What is asked:
Please print every record below exactly as it appears.

Data:
══════════════════════════════
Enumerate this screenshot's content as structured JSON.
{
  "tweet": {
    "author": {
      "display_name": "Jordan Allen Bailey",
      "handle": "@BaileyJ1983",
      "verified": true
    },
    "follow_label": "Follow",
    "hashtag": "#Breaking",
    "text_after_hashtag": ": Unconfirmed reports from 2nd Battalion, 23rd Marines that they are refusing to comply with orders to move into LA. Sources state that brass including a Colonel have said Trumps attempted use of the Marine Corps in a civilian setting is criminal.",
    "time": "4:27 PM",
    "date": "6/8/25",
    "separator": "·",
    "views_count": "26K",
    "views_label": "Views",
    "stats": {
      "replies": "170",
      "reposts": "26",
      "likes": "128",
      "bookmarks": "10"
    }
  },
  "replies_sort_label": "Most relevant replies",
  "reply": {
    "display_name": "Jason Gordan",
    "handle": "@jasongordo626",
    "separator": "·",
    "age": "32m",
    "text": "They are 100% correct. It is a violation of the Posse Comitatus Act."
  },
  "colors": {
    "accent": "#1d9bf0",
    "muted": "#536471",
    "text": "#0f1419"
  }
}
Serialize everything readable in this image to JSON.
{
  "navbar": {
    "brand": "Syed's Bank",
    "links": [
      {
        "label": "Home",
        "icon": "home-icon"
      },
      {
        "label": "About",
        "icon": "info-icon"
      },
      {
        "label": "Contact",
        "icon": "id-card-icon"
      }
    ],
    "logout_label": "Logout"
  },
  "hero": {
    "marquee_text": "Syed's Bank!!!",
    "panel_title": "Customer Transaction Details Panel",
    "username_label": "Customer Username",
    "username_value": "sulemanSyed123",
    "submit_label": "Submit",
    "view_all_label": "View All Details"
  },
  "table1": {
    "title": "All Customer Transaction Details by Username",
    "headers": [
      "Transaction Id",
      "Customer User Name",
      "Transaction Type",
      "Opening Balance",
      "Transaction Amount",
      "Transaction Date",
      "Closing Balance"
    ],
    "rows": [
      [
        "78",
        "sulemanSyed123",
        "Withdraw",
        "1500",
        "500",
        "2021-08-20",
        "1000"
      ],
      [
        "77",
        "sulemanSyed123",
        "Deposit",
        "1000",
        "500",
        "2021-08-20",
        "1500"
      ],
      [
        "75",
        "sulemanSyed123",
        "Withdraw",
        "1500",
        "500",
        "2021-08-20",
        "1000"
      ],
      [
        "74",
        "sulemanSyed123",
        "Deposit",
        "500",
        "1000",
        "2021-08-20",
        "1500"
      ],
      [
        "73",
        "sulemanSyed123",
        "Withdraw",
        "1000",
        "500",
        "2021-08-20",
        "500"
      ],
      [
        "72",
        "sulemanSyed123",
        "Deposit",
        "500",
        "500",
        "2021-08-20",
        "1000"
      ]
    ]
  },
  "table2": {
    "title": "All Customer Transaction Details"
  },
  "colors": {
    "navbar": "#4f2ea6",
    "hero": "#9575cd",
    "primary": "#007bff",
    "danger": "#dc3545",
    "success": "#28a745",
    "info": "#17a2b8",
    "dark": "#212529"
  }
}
══════════════════════════════
Exercise solution:
Enumerate this screenshot's content as structured JSON.
{
  "tweet": {
    "author": {
      "display_name": "Jordan Allen Bailey",
      "handle": "@BaileyJ1983",
      "verified": true
    },
    "follow_label": "Follow",
    "hashtag": "#Breaking",
    "text_after_hashtag": ": Unconfirmed reports from 2nd Battalion, 23rd Marines that they are refusing to comply with orders to move into LA. Sources state that brass including a Colonel have said Trumps attempted use of the Marine Corps in a civilian setting is criminal.",
    "time": "4:27 PM",
    "date": "6/8/25",
    "separator": "·",
    "views_count": "26K",
    "views_label": "Views",
    "stats": {
      "replies": "170",
      "reposts": "26",
      "likes": "128",
      "bookmarks": "10"
    }
  },
  "replies_sort_label": "Most relevant replies",
  "reply": {
    "display_name": "Jason Gordan",
    "handle": "@jasongordo626",
    "separator": "·",
    "age": "32m",
    "text": "They are 100% correct. It is a violation of the Posse Comitatus Act."
  },
  "colors": {
    "accent": "#1d9bf0",
    "muted": "#536471",
    "text": "#0f1419"
  }
}
Serialize everything readable in this image to JSON.
{
  "navbar": {
    "brand": "Syed's Bank",
    "links": [
      {
        "label": "Home",
        "icon": "home-icon"
      },
      {
        "label": "About",
        "icon": "info-icon"
      },
      {
        "label": "Contact",
        "icon": "id-card-icon"
      }
    ],
    "logout_label": "Logout"
  },
  "hero": {
    "marquee_text": "Syed's Bank!!!",
    "panel_title": "Customer Transaction Details Panel",
    "username_label": "Customer Username",
    "username_value": "sulemanSyed123",
    "submit_label": "Submit",
    "view_all_label": "View All Details"
  },
  "table1": {
    "title": "All Customer Transaction Details by Username",
    "headers": [
      "Transaction Id",
      "Customer User Name",
      "Transaction Type",
      "Opening Balance",
      "Transaction Amount",
      "Transaction Date",
      "Closing Balance"
    ],
    "rows": [
      [
        "78",
        "sulemanSyed123",
        "Withdraw",
        "1500",
        "500",
        "2021-08-20",
        "1000"
      ],
      [
        "77",
        "sulemanSyed123",
        "Deposit",
        "1000",
        "500",
        "2021-08-20",
        "1500"
      ],
      [
        "75",
        "sulemanSyed123",
        "Withdraw",
        "1500",
        "500",
        "2021-08-20",
        "1000"
      ],
      [
        "74",
        "sulemanSyed123",
        "Deposit",
        "500",
        "1000",
        "2021-08-20",
        "1500"
      ],
      [
        "73",
        "sulemanSyed123",
        "Withdraw",
        "1000",
        "500",
        "2021-08-20",
        "500"
      ],
      [
        "72",
        "sulemanSyed123",
        "Deposit",
        "500",
        "500",
        "2021-08-20",
        "1000"
      ]
    ]
  },
  "table2": {
    "title": "All Customer Transaction Details"
  },
  "colors": {
    "navbar": "#4f2ea6",
    "hero": "#9575cd",
    "primary": "#007bff",
    "danger": "#dc3545",
    "success": "#28a745",
    "info": "#17a2b8",
    "dark": "#212529"
  }
}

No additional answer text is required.